- [Exercise task]: Give the number of lines holding the string "Prepared", and nothing else.

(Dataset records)
════
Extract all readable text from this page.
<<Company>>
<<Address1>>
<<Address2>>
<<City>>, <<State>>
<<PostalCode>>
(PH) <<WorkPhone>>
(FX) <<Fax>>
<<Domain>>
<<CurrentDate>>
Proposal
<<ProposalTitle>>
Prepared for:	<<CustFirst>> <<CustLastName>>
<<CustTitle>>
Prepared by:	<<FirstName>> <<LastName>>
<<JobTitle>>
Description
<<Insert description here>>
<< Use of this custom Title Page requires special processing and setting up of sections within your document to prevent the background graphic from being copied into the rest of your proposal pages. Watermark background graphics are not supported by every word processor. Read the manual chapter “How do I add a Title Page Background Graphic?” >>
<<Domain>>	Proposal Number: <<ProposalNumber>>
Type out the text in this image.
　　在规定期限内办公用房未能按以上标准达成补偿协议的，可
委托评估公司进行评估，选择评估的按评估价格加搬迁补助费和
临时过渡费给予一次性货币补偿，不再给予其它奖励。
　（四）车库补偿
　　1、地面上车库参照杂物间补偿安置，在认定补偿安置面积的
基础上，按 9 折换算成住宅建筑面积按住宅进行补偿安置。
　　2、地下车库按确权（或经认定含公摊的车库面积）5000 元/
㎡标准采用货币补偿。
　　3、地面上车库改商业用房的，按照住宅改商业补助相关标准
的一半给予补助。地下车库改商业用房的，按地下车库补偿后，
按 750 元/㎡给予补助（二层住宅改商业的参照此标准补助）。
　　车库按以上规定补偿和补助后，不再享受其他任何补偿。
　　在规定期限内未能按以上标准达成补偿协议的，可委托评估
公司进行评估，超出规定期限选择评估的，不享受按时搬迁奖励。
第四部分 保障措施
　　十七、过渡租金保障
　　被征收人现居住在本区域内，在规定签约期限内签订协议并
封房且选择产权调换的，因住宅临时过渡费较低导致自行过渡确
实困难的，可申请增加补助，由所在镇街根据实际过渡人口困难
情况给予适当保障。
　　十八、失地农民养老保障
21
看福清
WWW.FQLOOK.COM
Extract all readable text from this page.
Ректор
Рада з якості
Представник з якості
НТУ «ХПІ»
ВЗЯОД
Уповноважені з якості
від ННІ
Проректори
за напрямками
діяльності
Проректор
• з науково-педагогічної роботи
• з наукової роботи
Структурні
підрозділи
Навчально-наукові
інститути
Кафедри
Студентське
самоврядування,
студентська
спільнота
════
- [Response to this exercise]: 2